Data records:

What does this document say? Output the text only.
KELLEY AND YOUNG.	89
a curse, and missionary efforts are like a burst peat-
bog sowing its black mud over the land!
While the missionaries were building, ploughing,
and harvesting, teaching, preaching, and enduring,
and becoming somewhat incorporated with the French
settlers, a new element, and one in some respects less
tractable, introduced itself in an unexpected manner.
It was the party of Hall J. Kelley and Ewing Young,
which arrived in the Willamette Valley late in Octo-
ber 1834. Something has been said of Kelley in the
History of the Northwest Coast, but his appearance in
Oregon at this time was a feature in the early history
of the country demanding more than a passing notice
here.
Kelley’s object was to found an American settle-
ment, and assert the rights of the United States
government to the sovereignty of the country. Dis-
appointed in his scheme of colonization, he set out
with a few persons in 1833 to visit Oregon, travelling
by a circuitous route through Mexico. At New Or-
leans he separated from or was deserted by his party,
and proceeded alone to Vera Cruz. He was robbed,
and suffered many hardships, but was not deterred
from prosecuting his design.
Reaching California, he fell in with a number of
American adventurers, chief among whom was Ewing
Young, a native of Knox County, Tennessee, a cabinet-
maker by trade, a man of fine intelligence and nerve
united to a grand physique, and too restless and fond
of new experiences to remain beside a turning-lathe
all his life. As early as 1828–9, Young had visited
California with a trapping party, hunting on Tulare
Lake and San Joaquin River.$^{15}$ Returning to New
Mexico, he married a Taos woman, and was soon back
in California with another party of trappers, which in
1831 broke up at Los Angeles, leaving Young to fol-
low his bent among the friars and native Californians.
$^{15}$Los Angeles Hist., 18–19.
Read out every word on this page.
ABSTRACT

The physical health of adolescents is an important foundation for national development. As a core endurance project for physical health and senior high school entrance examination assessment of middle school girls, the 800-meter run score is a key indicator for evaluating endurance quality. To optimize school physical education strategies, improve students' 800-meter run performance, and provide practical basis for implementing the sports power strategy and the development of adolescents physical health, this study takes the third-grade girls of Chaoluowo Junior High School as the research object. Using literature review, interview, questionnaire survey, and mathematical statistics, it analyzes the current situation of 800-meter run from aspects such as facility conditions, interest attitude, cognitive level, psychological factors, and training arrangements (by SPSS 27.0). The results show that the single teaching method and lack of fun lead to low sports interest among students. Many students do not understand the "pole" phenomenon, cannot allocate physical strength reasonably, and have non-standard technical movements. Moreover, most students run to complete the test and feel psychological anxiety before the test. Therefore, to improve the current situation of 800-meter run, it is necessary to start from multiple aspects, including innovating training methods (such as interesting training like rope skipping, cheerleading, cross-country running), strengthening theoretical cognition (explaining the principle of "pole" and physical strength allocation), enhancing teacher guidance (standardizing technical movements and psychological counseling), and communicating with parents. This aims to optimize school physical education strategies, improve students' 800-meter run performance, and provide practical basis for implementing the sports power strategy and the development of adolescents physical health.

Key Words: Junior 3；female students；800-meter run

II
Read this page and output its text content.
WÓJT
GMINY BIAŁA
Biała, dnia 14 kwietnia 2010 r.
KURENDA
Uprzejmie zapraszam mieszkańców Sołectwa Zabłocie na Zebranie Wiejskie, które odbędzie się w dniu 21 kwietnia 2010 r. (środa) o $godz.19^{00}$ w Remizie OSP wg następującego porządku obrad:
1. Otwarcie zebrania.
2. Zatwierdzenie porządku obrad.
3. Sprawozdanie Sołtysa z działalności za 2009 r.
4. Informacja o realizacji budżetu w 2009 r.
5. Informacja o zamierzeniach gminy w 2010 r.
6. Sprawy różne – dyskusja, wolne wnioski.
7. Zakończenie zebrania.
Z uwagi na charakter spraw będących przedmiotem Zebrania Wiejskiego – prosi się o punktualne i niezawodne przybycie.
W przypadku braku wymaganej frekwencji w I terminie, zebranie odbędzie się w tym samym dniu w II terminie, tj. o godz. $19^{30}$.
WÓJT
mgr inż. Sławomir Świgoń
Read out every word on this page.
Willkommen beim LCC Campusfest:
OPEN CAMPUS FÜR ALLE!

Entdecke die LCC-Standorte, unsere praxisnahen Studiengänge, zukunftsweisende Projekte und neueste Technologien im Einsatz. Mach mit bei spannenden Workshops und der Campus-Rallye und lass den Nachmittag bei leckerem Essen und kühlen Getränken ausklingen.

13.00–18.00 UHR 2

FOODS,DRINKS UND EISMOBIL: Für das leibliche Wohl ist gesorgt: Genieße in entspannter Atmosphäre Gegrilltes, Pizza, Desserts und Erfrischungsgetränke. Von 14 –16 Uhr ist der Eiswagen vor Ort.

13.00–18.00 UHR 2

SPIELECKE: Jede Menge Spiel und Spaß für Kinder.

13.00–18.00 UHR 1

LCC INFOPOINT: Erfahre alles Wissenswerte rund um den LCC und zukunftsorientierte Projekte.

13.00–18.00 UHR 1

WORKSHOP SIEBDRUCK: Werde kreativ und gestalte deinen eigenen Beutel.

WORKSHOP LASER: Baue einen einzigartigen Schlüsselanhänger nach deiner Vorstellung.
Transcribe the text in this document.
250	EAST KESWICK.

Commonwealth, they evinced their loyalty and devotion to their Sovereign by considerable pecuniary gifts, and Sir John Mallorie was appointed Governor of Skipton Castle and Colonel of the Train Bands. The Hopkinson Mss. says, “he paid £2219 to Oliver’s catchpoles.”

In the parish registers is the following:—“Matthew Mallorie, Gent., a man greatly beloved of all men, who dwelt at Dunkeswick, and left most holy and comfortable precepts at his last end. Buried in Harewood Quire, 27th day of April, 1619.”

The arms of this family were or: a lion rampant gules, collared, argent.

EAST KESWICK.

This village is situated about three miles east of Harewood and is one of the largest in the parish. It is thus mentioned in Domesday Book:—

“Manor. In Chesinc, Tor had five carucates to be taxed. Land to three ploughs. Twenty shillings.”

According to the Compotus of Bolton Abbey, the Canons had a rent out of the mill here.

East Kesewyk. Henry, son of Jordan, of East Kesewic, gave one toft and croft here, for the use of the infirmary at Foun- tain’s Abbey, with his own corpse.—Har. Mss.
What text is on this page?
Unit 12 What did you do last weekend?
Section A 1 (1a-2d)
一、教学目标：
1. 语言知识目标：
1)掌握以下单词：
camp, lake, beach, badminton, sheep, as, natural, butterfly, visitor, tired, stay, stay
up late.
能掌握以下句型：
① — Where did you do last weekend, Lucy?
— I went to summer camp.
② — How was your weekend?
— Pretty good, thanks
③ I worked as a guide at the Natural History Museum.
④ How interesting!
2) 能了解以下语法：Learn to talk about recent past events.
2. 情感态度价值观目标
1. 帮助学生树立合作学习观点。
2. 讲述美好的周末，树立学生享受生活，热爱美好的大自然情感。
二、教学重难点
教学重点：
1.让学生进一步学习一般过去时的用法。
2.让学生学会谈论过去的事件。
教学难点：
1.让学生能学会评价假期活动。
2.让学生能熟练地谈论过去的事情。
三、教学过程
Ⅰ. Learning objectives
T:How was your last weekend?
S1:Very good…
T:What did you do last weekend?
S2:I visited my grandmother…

PROBLEM STATEMENT: Look through the records and gather every line containing "kwietnia".

FINISHED ANSWER:
Biała, dnia 14 kwietnia 2010 r.
Uprzejmie zapraszam mieszkańców Sołectwa Zabłocie na Zebranie Wiejskie, które odbędzie się w dniu 21 kwietnia 2010 r. (środa) o $godz.19^{00}$ w Remizie OSP wg następującego porządku obrad:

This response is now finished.